2011 Hate-Loss Challenge

Fat Girl Wearing ThinEllen over at Fat Girl Wearing Thin has issued a challenge, not on losing the most weight in the month of January, but to use the next month to help change the habit of negative self-talk.  Instead of a resolution to diet, exercise, or changing physical things (and we know how long those resolutions last), this is a challenge to rethink the inside part.

I do find that I belittle myself and beat myself up using negative words like lazy, stupid, inadequate.  They’re not as awful as they were two years ago, but they’re still there.  So I was pleased to learn about Ellen’s challenge: “January will be the month that I set in motion a healthy habit  to rid my vocabulary of words that aim to destroy my self-esteem.”  How cool is that?  From Ellen’s blog:

Rules: There is only one rule: At least once a day you must attempt to use one or more of these words in your vocabulary about yourself – and mean it:  strong, courageous, beautiful/handsome, better, unique, remarkable, confident, conditioned, fascinating, pleasing. I encourage you to say the words out loud. Listen to how they sound as they are defining you!

Extra credit: mind-blowing, wicked-hot,  awe-inspiring, sexy, sensational.

Off Limits: Words you can not use:  failure, undeserving, incompetent, lazy, no-good, fat, unattractive, sloppy, defeated, unworthy.

One Final Thought: It’s OK to be angry.  It’s OK to have off-days; just don’t let those feelings consume you.  Pick yourself up, dust yourself off and never, ever let your weight define you.

I printed out the rules for home and work and will report on my progress.

Christmas Then and Now

Two years ago I spent Christmas with my family in Texas.  I weighed in at 312 lbs and was sad and not in a good place with my body or my weight.  This year I went again, weighing 182.2 lbs and oh, what a difference!


 

 

 

 

 

 

 

Everyone I saw told me how beautiful I was, asked me how I did it, didn’t I feel wonderful, was it hard, what could I eat, etc.  And I found I had a hard time knowing what/how to respond, other than to say “thank you.”

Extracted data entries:

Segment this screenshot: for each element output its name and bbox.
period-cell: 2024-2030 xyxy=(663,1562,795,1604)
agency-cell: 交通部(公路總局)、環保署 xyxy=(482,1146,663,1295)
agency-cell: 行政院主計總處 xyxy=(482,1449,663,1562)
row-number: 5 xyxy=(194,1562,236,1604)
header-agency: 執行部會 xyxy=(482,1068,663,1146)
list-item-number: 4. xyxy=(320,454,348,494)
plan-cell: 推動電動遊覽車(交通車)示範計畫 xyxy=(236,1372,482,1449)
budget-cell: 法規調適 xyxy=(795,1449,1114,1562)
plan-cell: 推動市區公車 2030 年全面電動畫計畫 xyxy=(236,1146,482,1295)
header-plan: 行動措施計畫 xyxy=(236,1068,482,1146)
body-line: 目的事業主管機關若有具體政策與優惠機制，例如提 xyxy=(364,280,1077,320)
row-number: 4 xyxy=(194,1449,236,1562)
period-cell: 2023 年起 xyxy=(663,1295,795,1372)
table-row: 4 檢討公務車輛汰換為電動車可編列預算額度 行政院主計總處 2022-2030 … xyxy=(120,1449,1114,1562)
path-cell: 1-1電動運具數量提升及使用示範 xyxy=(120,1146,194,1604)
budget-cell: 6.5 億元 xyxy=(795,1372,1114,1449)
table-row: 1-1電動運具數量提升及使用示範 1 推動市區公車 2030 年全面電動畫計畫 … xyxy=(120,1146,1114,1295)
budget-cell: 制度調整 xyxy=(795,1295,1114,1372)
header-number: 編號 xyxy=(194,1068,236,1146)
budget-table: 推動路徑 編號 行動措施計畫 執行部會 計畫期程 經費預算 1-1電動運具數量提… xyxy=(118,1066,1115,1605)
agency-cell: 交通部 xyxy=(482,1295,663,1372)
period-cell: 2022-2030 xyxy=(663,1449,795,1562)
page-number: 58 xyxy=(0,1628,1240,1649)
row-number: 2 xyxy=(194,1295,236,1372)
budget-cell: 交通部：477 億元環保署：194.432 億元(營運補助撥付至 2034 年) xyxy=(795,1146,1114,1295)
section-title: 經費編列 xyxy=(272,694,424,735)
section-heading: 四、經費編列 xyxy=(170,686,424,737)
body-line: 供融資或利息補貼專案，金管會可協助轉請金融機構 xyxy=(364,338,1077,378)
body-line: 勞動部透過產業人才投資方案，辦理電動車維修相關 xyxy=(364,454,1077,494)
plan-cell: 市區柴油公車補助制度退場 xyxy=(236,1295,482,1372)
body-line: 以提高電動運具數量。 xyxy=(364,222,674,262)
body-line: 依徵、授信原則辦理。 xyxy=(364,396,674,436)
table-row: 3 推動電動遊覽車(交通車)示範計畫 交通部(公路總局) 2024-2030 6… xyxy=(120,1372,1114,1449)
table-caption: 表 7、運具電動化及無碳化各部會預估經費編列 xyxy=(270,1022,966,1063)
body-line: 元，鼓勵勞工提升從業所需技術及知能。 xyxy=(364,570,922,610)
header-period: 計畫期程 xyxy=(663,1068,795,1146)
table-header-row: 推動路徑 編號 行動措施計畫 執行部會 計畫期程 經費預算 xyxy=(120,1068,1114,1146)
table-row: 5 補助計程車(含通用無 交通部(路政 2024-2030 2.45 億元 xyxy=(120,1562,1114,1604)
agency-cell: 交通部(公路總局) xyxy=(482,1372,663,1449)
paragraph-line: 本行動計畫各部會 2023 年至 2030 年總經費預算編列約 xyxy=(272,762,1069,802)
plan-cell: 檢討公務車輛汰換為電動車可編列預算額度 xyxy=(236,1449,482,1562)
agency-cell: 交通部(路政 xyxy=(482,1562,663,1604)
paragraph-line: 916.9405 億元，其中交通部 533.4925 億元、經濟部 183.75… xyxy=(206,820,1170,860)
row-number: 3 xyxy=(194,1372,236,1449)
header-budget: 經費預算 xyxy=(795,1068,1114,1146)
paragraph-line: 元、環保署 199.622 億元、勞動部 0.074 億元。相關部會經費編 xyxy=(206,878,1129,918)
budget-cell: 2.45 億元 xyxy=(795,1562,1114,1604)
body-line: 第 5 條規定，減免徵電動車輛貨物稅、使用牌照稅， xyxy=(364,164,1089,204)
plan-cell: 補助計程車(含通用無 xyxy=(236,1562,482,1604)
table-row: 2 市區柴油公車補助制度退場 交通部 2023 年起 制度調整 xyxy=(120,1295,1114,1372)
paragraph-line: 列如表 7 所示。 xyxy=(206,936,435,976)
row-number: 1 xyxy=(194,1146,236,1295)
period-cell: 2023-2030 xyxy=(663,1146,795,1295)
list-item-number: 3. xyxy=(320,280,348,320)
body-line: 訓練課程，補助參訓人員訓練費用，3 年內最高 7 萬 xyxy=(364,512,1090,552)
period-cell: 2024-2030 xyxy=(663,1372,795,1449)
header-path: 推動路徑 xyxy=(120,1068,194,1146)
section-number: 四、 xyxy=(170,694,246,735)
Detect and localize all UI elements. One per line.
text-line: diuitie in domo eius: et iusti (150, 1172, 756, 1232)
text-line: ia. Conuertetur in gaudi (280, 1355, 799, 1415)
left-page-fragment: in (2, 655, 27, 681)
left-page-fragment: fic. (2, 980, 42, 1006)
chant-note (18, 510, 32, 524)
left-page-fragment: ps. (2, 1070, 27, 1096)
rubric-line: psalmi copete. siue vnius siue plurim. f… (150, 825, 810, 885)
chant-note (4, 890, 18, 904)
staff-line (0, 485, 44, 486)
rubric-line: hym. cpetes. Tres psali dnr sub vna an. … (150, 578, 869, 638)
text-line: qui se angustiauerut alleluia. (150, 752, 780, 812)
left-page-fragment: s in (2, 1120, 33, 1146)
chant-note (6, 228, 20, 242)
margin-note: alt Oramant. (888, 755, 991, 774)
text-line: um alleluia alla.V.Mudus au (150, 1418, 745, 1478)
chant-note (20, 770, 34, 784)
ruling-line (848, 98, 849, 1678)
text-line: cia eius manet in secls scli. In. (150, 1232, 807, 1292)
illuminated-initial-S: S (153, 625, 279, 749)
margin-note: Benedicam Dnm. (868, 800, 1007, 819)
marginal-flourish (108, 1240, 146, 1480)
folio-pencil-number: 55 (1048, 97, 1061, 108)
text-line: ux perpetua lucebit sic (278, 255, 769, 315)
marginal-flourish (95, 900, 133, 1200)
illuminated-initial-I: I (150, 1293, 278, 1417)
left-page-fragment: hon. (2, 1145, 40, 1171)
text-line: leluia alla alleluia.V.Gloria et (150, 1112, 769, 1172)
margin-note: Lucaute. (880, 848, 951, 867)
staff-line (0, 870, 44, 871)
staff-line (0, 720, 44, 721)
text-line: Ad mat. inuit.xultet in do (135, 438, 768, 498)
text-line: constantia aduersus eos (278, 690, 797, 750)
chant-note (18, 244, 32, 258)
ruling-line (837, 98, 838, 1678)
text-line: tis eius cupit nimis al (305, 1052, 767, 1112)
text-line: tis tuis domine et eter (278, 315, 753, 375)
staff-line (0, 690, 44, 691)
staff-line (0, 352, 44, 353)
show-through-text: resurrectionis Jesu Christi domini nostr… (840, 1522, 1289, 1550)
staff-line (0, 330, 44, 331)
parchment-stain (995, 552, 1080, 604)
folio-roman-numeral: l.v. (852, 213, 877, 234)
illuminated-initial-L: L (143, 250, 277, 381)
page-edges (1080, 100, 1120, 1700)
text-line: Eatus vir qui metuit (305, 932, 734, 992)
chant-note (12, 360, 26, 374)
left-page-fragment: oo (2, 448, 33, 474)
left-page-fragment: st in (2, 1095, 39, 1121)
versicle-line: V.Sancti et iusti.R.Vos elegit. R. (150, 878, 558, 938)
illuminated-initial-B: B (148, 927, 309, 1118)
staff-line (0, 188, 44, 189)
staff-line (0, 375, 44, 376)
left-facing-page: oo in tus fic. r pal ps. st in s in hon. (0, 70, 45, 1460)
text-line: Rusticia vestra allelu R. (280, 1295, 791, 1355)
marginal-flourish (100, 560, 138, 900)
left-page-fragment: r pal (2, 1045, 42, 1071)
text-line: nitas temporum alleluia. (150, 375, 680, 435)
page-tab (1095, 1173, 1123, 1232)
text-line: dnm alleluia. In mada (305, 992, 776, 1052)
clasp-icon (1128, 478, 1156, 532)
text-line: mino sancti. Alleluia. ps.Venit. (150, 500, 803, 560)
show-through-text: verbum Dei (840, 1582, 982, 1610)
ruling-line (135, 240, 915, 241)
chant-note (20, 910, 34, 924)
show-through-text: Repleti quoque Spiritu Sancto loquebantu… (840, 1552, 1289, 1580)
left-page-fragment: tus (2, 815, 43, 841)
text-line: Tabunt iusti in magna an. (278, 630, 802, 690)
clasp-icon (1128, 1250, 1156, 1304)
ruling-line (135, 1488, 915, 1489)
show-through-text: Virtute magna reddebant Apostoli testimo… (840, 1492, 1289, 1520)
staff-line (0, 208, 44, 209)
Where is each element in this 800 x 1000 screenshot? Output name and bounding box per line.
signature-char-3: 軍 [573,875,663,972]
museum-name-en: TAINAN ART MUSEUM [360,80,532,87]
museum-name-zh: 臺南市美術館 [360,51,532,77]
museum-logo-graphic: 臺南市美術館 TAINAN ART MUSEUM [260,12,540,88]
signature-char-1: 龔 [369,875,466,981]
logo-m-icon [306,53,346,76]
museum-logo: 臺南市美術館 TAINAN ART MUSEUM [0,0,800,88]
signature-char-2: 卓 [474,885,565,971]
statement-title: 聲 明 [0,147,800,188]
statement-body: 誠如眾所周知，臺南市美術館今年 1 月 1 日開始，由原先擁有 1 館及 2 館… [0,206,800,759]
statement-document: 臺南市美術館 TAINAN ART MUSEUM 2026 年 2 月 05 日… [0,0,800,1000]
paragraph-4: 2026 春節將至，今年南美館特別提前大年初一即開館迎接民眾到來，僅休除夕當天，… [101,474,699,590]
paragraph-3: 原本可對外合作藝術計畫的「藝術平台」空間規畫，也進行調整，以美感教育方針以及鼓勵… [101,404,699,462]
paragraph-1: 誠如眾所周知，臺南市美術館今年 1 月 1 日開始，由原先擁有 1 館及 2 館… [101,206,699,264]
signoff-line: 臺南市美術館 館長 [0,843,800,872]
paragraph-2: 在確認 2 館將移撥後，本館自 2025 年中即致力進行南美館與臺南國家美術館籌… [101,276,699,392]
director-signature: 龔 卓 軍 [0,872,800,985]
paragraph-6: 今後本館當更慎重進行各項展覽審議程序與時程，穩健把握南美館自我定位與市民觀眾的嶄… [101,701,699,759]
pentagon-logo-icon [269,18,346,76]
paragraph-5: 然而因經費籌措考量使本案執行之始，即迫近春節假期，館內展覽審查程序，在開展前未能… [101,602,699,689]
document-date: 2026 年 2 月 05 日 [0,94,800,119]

Goal of the exercise:
In the blog post on the 2011 Hate-Loss Challenge, what weight does the writer report for this year's Christmas trip to Texas?

Task output:
182.2 lbs.